### Objective
Below are the records; copy each line in them that holds the word "name".

### The input

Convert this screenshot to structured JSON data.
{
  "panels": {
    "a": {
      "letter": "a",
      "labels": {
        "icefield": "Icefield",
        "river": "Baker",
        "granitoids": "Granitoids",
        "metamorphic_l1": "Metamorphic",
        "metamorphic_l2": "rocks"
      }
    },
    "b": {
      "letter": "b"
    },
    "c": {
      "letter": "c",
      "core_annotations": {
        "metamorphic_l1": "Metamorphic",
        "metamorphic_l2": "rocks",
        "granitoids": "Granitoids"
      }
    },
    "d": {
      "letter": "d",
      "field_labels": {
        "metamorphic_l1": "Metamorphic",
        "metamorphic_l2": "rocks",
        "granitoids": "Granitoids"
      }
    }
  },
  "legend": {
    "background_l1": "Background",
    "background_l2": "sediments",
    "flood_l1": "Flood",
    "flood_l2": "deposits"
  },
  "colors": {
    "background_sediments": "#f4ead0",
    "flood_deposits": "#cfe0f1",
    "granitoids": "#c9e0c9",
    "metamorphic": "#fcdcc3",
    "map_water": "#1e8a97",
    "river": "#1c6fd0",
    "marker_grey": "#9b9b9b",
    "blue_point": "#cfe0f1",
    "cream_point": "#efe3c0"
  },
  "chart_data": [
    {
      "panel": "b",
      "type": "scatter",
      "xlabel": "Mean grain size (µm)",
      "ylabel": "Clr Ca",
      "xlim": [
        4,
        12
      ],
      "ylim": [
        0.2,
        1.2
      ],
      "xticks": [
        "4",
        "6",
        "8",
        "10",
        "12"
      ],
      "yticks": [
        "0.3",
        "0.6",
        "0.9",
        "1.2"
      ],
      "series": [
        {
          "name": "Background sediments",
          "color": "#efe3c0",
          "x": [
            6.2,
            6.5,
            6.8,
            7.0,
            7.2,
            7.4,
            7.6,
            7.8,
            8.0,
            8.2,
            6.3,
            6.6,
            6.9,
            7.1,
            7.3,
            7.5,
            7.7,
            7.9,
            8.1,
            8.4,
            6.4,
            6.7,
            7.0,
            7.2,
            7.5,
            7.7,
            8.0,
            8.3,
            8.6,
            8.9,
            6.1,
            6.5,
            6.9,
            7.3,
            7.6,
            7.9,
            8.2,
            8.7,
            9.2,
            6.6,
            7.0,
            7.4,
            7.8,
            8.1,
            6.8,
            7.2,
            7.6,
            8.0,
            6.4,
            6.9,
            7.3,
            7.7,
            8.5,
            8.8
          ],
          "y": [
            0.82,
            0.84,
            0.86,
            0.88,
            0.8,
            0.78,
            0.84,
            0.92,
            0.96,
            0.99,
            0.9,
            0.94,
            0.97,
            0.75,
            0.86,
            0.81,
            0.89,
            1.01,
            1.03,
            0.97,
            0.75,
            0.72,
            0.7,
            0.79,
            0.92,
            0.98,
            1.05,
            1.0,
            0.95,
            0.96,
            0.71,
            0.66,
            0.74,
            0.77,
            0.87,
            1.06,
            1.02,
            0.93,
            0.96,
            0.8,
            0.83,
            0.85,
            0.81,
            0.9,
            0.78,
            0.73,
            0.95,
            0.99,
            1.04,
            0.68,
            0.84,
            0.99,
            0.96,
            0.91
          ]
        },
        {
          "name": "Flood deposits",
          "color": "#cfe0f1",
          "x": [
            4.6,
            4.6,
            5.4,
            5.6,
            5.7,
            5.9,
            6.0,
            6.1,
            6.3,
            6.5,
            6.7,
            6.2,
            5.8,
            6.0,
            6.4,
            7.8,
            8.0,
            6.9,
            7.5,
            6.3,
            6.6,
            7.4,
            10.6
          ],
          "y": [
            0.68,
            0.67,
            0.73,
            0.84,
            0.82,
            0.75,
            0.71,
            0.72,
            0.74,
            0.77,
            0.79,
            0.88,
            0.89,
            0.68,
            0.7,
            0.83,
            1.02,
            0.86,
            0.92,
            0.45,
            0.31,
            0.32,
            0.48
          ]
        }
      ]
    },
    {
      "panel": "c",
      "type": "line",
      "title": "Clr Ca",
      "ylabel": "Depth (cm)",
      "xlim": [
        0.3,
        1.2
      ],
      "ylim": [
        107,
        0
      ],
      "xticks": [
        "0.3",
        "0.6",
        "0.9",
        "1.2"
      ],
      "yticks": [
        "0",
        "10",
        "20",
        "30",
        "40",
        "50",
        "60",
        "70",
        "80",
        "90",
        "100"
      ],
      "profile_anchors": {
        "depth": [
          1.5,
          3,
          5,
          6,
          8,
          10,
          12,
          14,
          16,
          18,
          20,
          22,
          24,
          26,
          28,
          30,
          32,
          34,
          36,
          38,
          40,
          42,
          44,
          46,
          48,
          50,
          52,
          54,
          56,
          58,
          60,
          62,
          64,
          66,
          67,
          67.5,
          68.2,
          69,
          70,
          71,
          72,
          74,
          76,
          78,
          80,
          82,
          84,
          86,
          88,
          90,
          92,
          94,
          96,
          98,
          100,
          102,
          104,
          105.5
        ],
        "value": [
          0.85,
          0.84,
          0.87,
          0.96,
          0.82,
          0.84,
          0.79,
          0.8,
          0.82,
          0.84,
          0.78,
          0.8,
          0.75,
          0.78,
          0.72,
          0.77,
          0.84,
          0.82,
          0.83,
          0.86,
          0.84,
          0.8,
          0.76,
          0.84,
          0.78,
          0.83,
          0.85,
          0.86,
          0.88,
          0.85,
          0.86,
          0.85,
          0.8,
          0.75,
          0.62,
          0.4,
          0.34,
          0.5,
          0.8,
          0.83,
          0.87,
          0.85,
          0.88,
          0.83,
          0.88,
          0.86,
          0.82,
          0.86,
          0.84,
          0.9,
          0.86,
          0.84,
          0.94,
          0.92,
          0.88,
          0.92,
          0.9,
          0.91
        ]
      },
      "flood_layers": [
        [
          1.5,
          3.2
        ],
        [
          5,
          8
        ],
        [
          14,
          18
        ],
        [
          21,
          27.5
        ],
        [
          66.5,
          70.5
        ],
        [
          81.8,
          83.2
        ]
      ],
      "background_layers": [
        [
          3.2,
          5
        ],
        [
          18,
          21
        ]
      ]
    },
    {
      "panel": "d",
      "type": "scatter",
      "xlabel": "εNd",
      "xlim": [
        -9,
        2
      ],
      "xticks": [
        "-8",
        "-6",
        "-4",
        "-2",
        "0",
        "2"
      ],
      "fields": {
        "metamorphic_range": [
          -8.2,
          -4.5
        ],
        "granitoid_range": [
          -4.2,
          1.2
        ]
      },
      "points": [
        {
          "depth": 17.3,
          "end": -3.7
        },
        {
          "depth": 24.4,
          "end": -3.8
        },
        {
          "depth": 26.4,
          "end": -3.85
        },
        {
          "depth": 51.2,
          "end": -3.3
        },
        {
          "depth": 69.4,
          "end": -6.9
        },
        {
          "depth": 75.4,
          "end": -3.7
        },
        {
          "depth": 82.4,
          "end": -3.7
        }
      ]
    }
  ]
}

### Solution to this exercise
          "name": "Background sediments",
          "name": "Flood deposits",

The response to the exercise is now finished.